-- Consigne --
Recopiez mot pour mot le passage de l'arrêt de la Cour européenne des Droits de l'Homme qui va de "Rend l'arrêt que" jusqu'à "reprises depuis lors.".

La Cour européenne des Droits de l'Homme, constituée conformément à l'article 51 de son règlement A (2), en une grande chambre composée des juges dont le nom suit:

MM. R. Bernhardt, président, Thór Vilhjálmsson, F. Gölcüklü, L.-E. Pettiti, B. Walsh, A. Spielmann, J. De Meyer, N. Valticos, S.K. Martens, Mme E. Palm, MM. R. Pekkanen, A.N. Loizou, J.M. Morenilla, Sir John Freeland, MM. L. Wildhaber, G. Mifsud Bonnici, J. Makarczyk, D. Gotchev, B. Repik, P. Kuris,

ainsi que de MM. H. Petzold, greffier, et P.J. Mahoney, greffier adjoint,

Après en avoir délibéré en chambre du conseil les 23 février, 22 avril et 29 novembre 1996,

Rend l'arrêt que voici, adopté à cette dernière date:

Notes du greffier

1. L'affaire porte le n° 43/1994/490/572. Les deux premiers chiffres en indiquent le rang dans l'année d'introduction, les deux derniers la place sur la liste des saisines de la Cour depuis l'origine et sur celle des requêtes initiales (à la Commission) correspondantes.

2. Le règlement A s'applique à toutes les affaires déférées à la Cour avant l'entrée en vigueur du Protocole n° 9 (P9) (1er octobre 1994) et, depuis celle-ci, aux seules affaires concernant les Etats non liés par ledit Protocole (P9). Il correspond au règlement entré en vigueur le 1er janvier 1983 et amendé à plusieurs reprises depuis lors.

PROCEDURE

1.

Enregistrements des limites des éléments

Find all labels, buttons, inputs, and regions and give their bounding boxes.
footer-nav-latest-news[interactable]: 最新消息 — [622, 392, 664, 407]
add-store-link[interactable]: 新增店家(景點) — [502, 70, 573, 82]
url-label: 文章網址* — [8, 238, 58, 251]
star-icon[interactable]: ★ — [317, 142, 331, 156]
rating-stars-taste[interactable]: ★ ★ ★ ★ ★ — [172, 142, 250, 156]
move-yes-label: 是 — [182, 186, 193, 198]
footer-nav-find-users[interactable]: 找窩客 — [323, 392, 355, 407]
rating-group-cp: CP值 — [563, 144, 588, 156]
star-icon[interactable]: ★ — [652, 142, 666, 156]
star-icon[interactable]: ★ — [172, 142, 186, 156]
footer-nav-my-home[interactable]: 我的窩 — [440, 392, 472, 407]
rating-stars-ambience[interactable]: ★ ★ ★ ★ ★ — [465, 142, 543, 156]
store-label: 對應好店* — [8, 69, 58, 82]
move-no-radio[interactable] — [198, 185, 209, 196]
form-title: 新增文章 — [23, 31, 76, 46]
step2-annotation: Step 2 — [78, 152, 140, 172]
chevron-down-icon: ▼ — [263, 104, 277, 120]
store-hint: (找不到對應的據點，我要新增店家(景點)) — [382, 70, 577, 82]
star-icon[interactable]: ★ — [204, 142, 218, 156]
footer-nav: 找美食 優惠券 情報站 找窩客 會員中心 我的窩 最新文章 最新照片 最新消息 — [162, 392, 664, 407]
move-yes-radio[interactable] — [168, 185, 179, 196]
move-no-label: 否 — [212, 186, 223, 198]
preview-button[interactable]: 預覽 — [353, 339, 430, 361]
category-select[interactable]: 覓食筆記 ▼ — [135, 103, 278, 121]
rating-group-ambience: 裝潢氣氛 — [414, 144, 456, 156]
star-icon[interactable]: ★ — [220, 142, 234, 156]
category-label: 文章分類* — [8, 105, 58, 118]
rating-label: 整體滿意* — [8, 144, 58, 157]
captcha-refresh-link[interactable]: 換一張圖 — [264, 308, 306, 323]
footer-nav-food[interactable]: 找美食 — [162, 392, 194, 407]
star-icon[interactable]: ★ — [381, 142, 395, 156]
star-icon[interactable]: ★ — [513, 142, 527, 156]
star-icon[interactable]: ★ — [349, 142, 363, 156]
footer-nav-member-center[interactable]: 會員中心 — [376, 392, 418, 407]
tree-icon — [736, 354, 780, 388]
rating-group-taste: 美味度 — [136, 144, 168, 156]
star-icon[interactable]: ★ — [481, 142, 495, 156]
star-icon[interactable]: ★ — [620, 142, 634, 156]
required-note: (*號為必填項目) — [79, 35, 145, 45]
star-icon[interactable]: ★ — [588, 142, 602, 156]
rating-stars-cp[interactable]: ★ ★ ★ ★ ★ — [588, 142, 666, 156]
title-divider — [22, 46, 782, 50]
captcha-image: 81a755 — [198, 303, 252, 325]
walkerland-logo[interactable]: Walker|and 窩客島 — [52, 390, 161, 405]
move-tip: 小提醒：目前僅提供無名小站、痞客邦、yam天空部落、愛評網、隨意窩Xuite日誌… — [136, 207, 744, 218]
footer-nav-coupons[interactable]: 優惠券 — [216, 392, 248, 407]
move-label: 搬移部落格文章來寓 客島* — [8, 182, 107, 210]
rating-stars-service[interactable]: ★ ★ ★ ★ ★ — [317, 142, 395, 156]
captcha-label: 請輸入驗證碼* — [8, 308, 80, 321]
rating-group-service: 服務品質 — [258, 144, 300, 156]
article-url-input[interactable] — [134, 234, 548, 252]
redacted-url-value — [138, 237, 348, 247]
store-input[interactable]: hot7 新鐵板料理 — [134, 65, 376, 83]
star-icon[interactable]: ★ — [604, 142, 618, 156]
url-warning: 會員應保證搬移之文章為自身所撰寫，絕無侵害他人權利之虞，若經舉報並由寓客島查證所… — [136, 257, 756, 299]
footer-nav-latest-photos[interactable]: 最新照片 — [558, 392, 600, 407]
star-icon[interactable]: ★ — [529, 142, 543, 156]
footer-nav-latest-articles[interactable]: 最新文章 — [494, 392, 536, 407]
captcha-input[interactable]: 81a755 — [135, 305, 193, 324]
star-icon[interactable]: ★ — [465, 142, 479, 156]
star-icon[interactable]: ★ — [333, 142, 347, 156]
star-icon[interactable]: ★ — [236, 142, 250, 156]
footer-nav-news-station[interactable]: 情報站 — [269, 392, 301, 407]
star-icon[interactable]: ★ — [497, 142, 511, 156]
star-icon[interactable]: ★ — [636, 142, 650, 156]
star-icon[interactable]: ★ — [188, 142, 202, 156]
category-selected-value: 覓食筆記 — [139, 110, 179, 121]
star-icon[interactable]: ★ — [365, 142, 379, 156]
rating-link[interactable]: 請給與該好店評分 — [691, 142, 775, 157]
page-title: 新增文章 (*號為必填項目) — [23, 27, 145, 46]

-- Corrigé --
Rend l'arrêt que voici, adopté à cette dernière date:

Notes du greffier

1. L'affaire porte le n° 43/1994/490/572. Les deux premiers chiffres en indiquent le rang dans l'année d'introduction, les deux derniers la place sur la liste des saisines de la Cour depuis l'origine et sur celle des requêtes initiales (à la Commission) correspondantes.

2. Le règlement A s'applique à toutes les affaires déférées à la Cour avant l'entrée en vigueur du Protocole n° 9 (P9) (1er octobre 1994) et, depuis celle-ci, aux seules affaires concernant les Etats non liés par ledit Protocole (P9). Il correspond au règlement entré en vigueur le 1er janvier 1983 et amendé à plusieurs reprises depuis lors.